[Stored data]
----

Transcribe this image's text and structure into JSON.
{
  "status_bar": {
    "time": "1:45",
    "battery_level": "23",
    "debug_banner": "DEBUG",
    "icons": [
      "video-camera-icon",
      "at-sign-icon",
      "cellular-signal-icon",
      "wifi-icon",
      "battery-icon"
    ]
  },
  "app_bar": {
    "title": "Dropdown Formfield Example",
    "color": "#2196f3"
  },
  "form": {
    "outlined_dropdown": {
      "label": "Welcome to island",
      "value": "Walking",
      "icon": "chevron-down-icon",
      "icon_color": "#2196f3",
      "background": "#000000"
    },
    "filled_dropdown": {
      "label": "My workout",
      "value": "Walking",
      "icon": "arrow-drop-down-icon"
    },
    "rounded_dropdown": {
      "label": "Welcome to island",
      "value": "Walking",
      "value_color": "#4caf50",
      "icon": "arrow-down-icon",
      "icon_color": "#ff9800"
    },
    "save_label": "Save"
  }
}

----

# Given instruction
Give every line of the material again, exactly as it reads.

# Answer to the task
Transcribe this image's text and structure into JSON.
{
  "status_bar": {
    "time": "1:45",
    "battery_level": "23",
    "debug_banner": "DEBUG",
    "icons": [
      "video-camera-icon",
      "at-sign-icon",
      "cellular-signal-icon",
      "wifi-icon",
      "battery-icon"
    ]
  },
  "app_bar": {
    "title": "Dropdown Formfield Example",
    "color": "#2196f3"
  },
  "form": {
    "outlined_dropdown": {
      "label": "Welcome to island",
      "value": "Walking",
      "icon": "chevron-down-icon",
      "icon_color": "#2196f3",
      "background": "#000000"
    },
    "filled_dropdown": {
      "label": "My workout",
      "value": "Walking",
      "icon": "arrow-drop-down-icon"
    },
    "rounded_dropdown": {
      "label": "Welcome to island",
      "value": "Walking",
      "value_color": "#4caf50",
      "icon": "arrow-down-icon",
      "icon_color": "#ff9800"
    },
    "save_label": "Save"
  }
}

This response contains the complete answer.